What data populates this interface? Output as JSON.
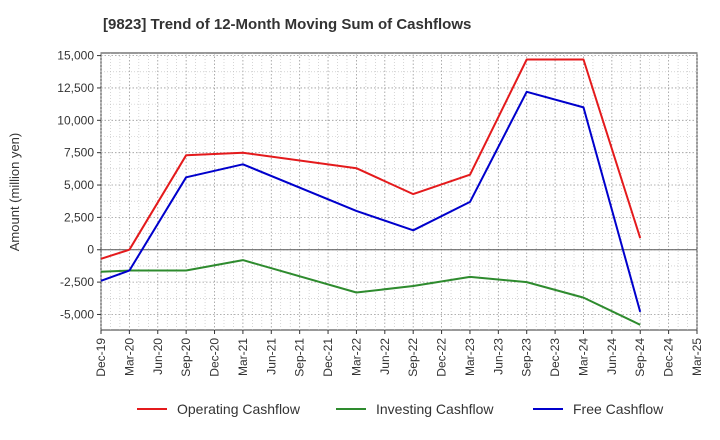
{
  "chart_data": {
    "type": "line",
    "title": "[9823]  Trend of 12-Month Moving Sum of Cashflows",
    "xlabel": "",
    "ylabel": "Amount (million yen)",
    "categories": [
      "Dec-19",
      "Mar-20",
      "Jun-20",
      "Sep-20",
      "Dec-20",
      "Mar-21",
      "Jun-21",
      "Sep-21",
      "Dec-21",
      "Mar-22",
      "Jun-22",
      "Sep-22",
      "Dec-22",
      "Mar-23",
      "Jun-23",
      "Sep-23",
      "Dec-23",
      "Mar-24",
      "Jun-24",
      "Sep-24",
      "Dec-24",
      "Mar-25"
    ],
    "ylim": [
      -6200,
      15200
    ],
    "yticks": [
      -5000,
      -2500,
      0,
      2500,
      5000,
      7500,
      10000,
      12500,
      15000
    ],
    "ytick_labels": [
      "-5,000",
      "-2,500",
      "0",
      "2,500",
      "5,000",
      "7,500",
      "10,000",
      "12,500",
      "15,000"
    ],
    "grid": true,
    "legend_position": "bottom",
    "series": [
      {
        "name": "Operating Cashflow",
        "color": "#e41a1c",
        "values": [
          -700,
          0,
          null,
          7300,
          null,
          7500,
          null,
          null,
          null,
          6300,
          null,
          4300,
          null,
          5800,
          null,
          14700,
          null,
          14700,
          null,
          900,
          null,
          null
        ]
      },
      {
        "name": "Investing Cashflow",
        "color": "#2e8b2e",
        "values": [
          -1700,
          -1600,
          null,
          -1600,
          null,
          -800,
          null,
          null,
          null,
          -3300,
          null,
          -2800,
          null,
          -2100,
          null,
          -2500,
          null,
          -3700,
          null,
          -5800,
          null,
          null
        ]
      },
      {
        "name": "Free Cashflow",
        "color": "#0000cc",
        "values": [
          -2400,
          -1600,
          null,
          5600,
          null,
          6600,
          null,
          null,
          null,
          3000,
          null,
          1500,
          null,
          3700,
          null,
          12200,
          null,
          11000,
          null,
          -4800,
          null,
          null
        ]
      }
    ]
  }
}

- Problem to work on: Look through the data and gather every line with the string "color" in it.

- Reply to the exercise:
        "color": "#e41a1c",
        "color": "#2e8b2e",
        "color": "#0000cc",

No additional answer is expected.